WRITTEN EXERCISE: Review the listing and copy each line that holds the word "China".

THE INPUT:

• • • •

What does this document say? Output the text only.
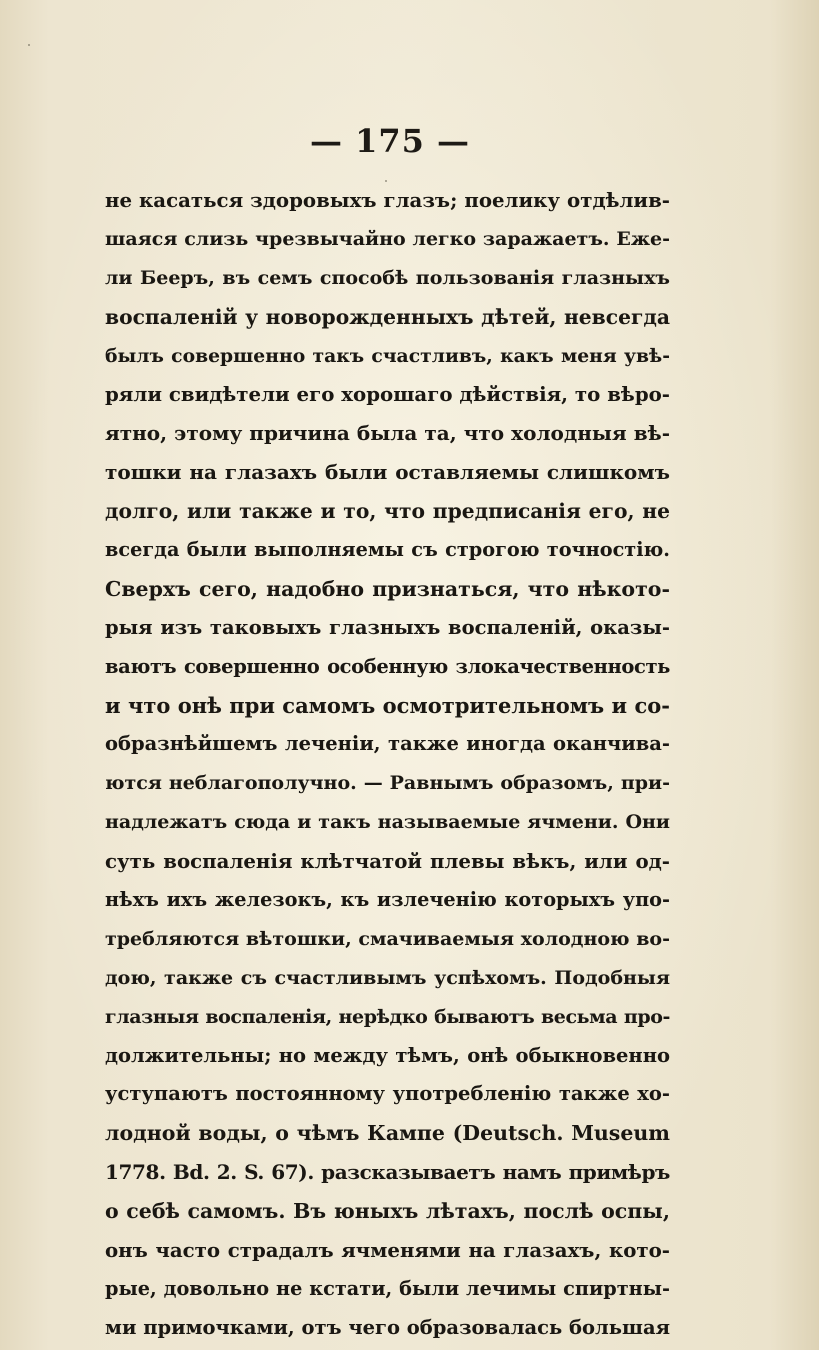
— 175 —
не касаться здоровыхъ глазъ; поелику отдѣлив-
шаяся слизь чрезвычайно легко заражаетъ. Еже-
ли Бееръ, въ семъ способѣ пользованія глазныхъ
воспаленій у новорожденныхъ дѣтей, невсегда
былъ совершенно такъ счастливъ, какъ меня увѣ-
ряли свидѣтели его хорошаго дѣйствія, то вѣро-
ятно, этому причина была та, что холодныя вѣ-
тошки на глазахъ были оставляемы слишкомъ
долго, или также и то, что предписанія его, не
всегда были выполняемы съ строгою точностію.
Сверхъ сего, надобно признаться, что нѣкото-
рыя изъ таковыхъ глазныхъ воспаленій, оказы-
ваютъ совершенно особенную злокачественность
и что онѣ при самомъ осмотрительномъ и со-
образнѣйшемъ леченіи, также иногда оканчива-
ются неблагополучно. — Равнымъ образомъ, при-
надлежатъ сюда и такъ называемые ячмени. Они
суть воспаленія клѣтчатой плевы вѣкъ, или од-
нѣхъ ихъ железокъ, къ излеченію которыхъ упо-
требляются вѣтошки, смачиваемыя холодною во-
дою, также съ счастливымъ успѣхомъ. Подобныя
глазныя воспаленія, нерѣдко бываютъ весьма про-
должительны; но между тѣмъ, онѣ обыкновенно
уступаютъ постоянному употребленію также хо-
лодной воды, о чѣмъ Кампе (Deutsch. Museum
1778. Bd. 2. S. 67). разсказываетъ намъ примѣръ
о себѣ самомъ. Въ юныхъ лѣтахъ, послѣ оспы,
онъ часто страдалъ ячменями на глазахъ, кото-
рые, довольно не кстати, были лечимы спиртны-
ми примочками, отъ чего образовалась большая
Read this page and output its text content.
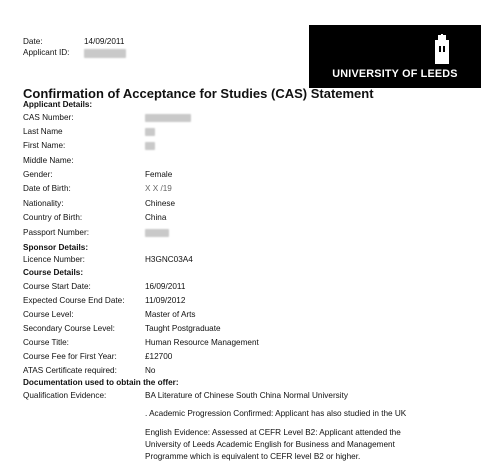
Date:	14/09/2011
Applicant ID:
UNIVERSITY OF LEEDS
Confirmation of Acceptance for Studies (CAS) Statement
Applicant Details:
CAS Number:
Last Name
First Name:
Middle Name:
Gender:	Female
Date of Birth:	X X /19
Nationality:	Chinese
Country of Birth:	China
Passport Number:
Sponsor Details:
Licence Number:	H3GNC03A4
Course Details:
Course Start Date:	16/09/2011
Expected Course End Date:	11/09/2012
Course Level:	Master of Arts
Secondary Course Level:	Taught Postgraduate
Course Title:	Human Resource Management
Course Fee for First Year:	£12700
ATAS Certificate required:	No
Documentation used to obtain the offer:
Qualification Evidence:	BA Literature of Chinese South China Normal University
. Academic Progression Confirmed: Applicant has also studied in the UK
English Evidence: Assessed at CEFR Level B2: Applicant attended the
University of Leeds Academic English for Business and Management
Programme which is equivalent to CEFR level B2 or higher.
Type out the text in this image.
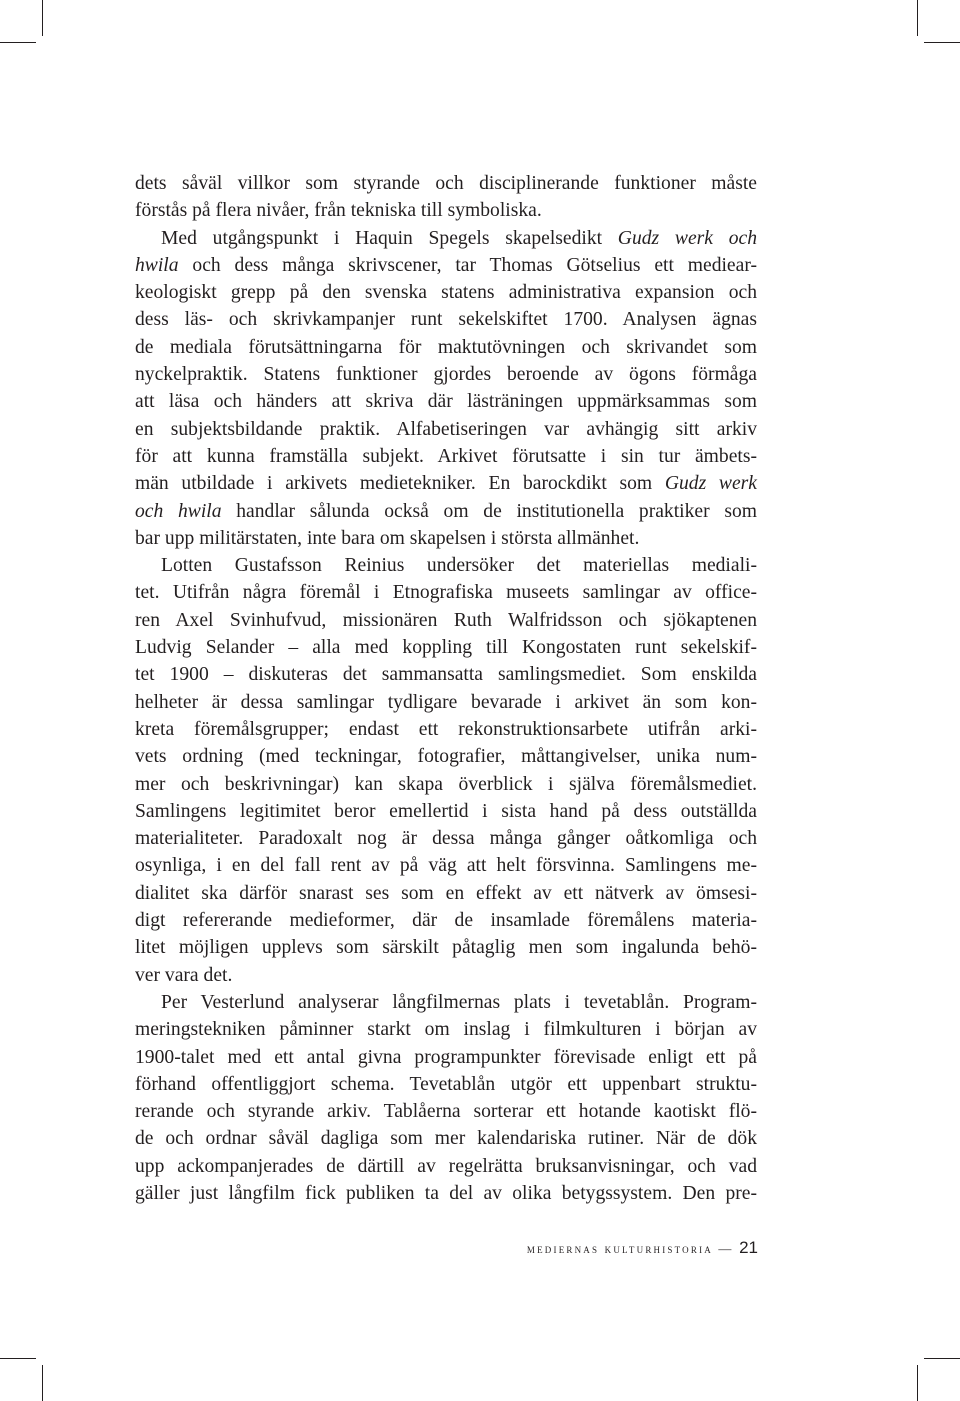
dets såväl villkor som styrande och disciplinerande funktioner måste
förstås på flera nivåer, från tekniska till symboliska.
Med utgångspunkt i Haquin Spegels skapelsedikt Gudz werk och
hwila och dess många skrivscener, tar Thomas Götselius ett mediear-
keologiskt grepp på den svenska statens administrativa expansion och
dess läs- och skrivkampanjer runt sekelskiftet 1700. Analysen ägnas
de mediala förutsättningarna för maktutövningen och skrivandet som
nyckelpraktik. Statens funktioner gjordes beroende av ögons förmåga
att läsa och händers att skriva där lästräningen uppmärksammas som
en subjektsbildande praktik. Alfabetiseringen var avhängig sitt arkiv
för att kunna framställa subjekt. Arkivet förutsatte i sin tur ämbets-
män utbildade i arkivets medietekniker. En barockdikt som Gudz werk
och hwila handlar sålunda också om de institutionella praktiker som
bar upp militärstaten, inte bara om skapelsen i största allmänhet.
Lotten Gustafsson Reinius undersöker det materiellas mediali-
tet. Utifrån några föremål i Etnografiska museets samlingar av office-
ren Axel Svinhufvud, missionären Ruth Walfridsson och sjökaptenen
Ludvig Selander – alla med koppling till Kongostaten runt sekelskif-
tet 1900 – diskuteras det sammansatta samlingsmediet. Som enskilda
helheter är dessa samlingar tydligare bevarade i arkivet än som kon-
kreta föremålsgrupper; endast ett rekonstruktionsarbete utifrån arki-
vets ordning (med teckningar, fotografier, måttangivelser, unika num-
mer och beskrivningar) kan skapa överblick i själva föremålsmediet.
Samlingens legitimitet beror emellertid i sista hand på dess outställda
materialiteter. Paradoxalt nog är dessa många gånger oåtkomliga och
osynliga, i en del fall rent av på väg att helt försvinna. Samlingens me-
dialitet ska därför snarast ses som en effekt av ett nätverk av ömsesi-
digt refererande medieformer, där de insamlade föremålens materia-
litet möjligen upplevs som särskilt påtaglig men som ingalunda behö-
ver vara det.
Per Vesterlund analyserar långfilmernas plats i tevetablån. Program-
meringstekniken påminner starkt om inslag i filmkulturen i början av
1900-talet med ett antal givna programpunkter förevisade enligt ett på
förhand offentliggjort schema. Tevetablån utgör ett uppenbart struktu-
rerande och styrande arkiv. Tablåerna sorterar ett hotande kaotiskt flö-
de och ordnar såväl dagliga som mer kalendariska rutiner. När de dök
upp ackompanjerades de därtill av regelrätta bruksanvisningar, och vad
gäller just långfilm fick publiken ta del av olika betygssystem. Den pre-
mediernas kulturhistoria — 21
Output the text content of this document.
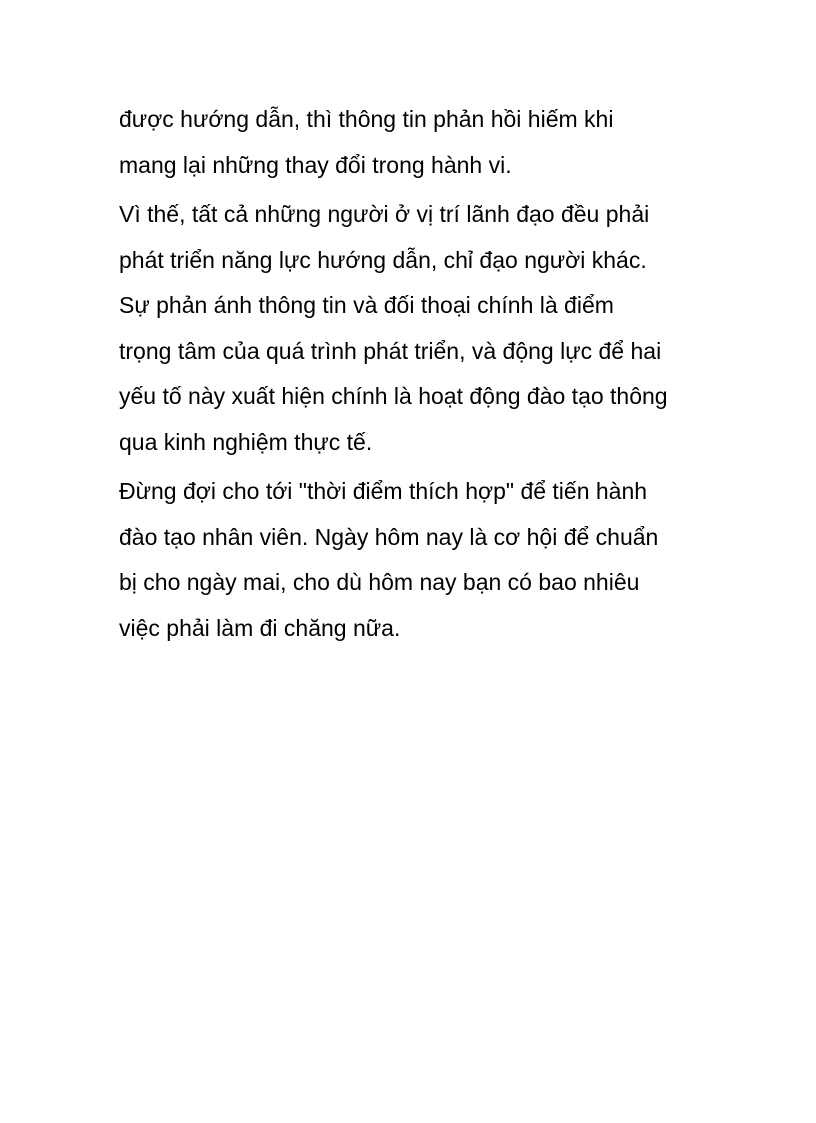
được hướng dẫn, thì thông tin phản hồi hiếm khi
mang lại những thay đổi trong hành vi.
Vì thế, tất cả những người ở vị trí lãnh đạo đều phải
phát triển năng lực hướng dẫn, chỉ đạo người khác.
Sự phản ánh thông tin và đối thoại chính là điểm
trọng tâm của quá trình phát triển, và động lực để hai
yếu tố này xuất hiện chính là hoạt động đào tạo thông
qua kinh nghiệm thực tế.
Đừng đợi cho tới "thời điểm thích hợp" để tiến hành
đào tạo nhân viên. Ngày hôm nay là cơ hội để chuẩn
bị cho ngày mai, cho dù hôm nay bạn có bao nhiêu
việc phải làm đi chăng nữa.
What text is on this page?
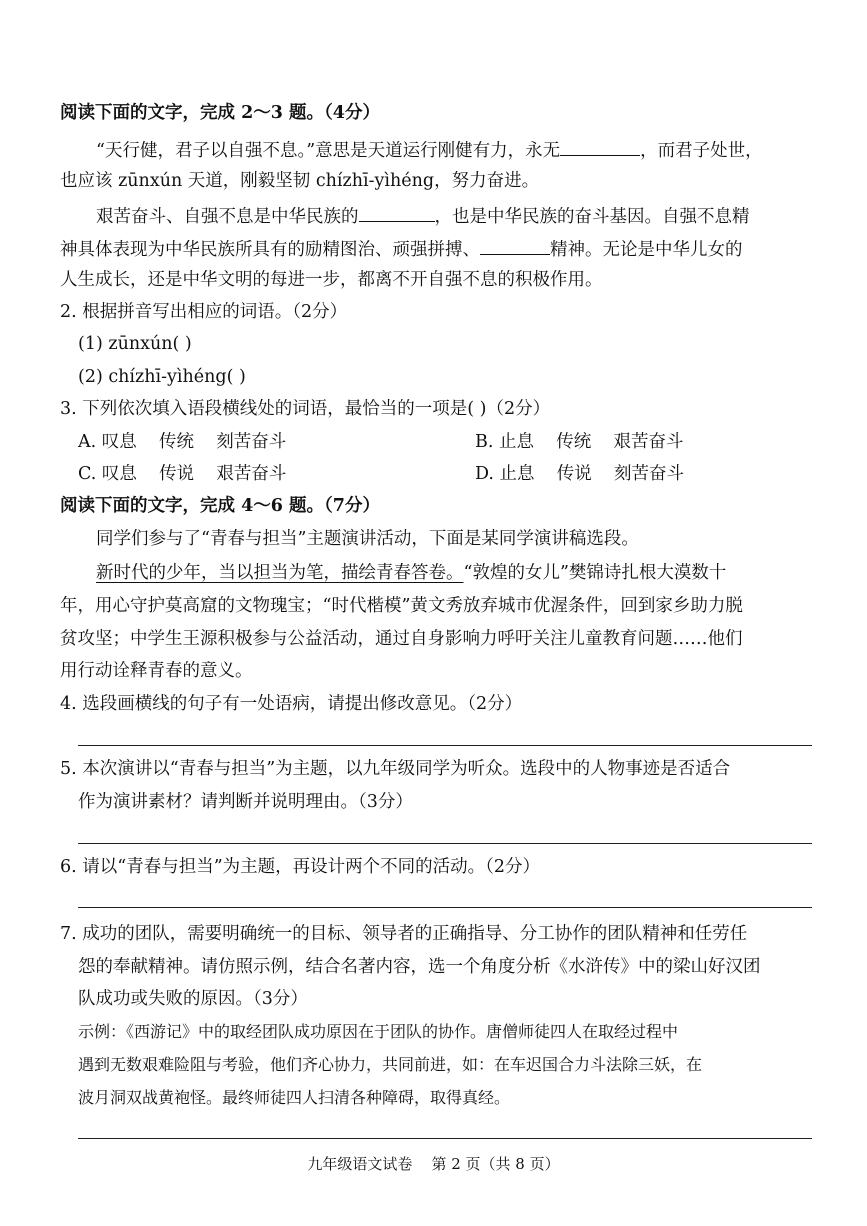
阅读下面的文字，完成 2～3 题。（4分）
“天行健，君子以自强不息。”意思是天道运行刚健有力，永无	，而君子处世，
也应该 zūnxún 天道，刚毅坚韧 chízhī-yìhéng，努力奋进。
艰苦奋斗、自强不息是中华民族的	，也是中华民族的奋斗基因。自强不息精
神具体表现为中华民族所具有的励精图治、顽强拼搏、	精神。无论是中华儿女的
人生成长，还是中华文明的每进一步，都离不开自强不息的积极作用。
2. 根据拼音写出相应的词语。（2分）
(1) zūnxún( )
(2) chízhī-yìhéng( )
3. 下列依次填入语段横线处的词语，最恰当的一项是( )（2分）
A. 叹息    传统    刻苦奋斗	B. 止息    传统    艰苦奋斗
C. 叹息    传说    艰苦奋斗	D. 止息    传说    刻苦奋斗
阅读下面的文字，完成 4～6 题。（7分）
同学们参与了“青春与担当”主题演讲活动，下面是某同学演讲稿选段。
新时代的少年，当以担当为笔，描绘青春答卷。“敦煌的女儿”樊锦诗扎根大漠数十
年，用心守护莫高窟的文物瑰宝；“时代楷模”黄文秀放弃城市优渥条件，回到家乡助力脱
贫攻坚；中学生王源积极参与公益活动，通过自身影响力呼吁关注儿童教育问题……他们
用行动诠释青春的意义。
4. 选段画横线的句子有一处语病，请提出修改意见。（2分）
5. 本次演讲以“青春与担当”为主题，以九年级同学为听众。选段中的人物事迹是否适合
作为演讲素材？请判断并说明理由。（3分）
6. 请以“青春与担当”为主题，再设计两个不同的活动。（2分）
7. 成功的团队，需要明确统一的目标、领导者的正确指导、分工协作的团队精神和任劳任
怨的奉献精神。请仿照示例，结合名著内容，选一个角度分析《水浒传》中的梁山好汉团
队成功或失败的原因。（3分）
示例：《西游记》中的取经团队成功原因在于团队的协作。唐僧师徒四人在取经过程中
遇到无数艰难险阻与考验，他们齐心协力，共同前进，如：在车迟国合力斗法除三妖，在
波月洞双战黄袍怪。最终师徒四人扫清各种障碍，取得真经。
九年级语文试卷    第 2 页（共 8 页）
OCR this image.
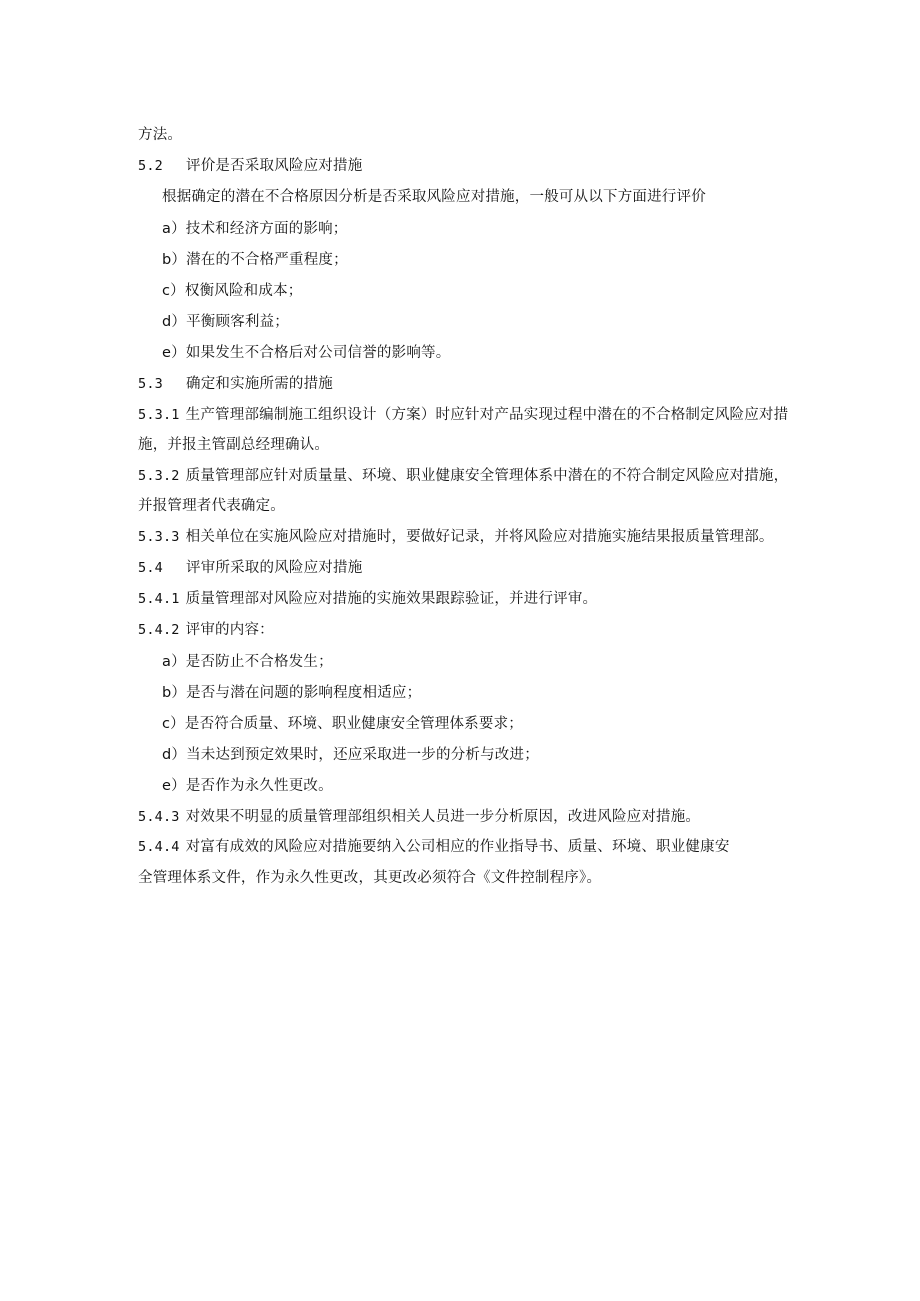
方法。
5.2 评价是否采取风险应对措施
根据确定的潜在不合格原因分析是否采取风险应对措施，一般可从以下方面进行评价
a）技术和经济方面的影响；
b）潜在的不合格严重程度；
c）权衡风险和成本；
d）平衡顾客利益；
e）如果发生不合格后对公司信誉的影响等。
5.3 确定和实施所需的措施
5.3.1 生产管理部编制施工组织设计（方案）时应针对产品实现过程中潜在的不合格制定风险应对措
施，并报主管副总经理确认。
5.3.2 质量管理部应针对质量量、环境、职业健康安全管理体系中潜在的不符合制定风险应对措施，
并报管理者代表确定。
5.3.3 相关单位在实施风险应对措施时，要做好记录，并将风险应对措施实施结果报质量管理部。
5.4 评审所采取的风险应对措施
5.4.1 质量管理部对风险应对措施的实施效果跟踪验证，并进行评审。
5.4.2 评审的内容：
a）是否防止不合格发生；
b）是否与潜在问题的影响程度相适应；
c）是否符合质量、环境、职业健康安全管理体系要求；
d）当未达到预定效果时，还应采取进一步的分析与改进；
e）是否作为永久性更改。
5.4.3 对效果不明显的质量管理部组织相关人员进一步分析原因，改进风险应对措施。
5.4.4 对富有成效的风险应对措施要纳入公司相应的作业指导书、质量、环境、职业健康安
全管理体系文件，作为永久性更改，其更改必须符合《文件控制程序》。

• • • •

FINAL RESULT:
Country of Birth:	China
Qualification Evidence:	BA Literature of Chinese South China Normal University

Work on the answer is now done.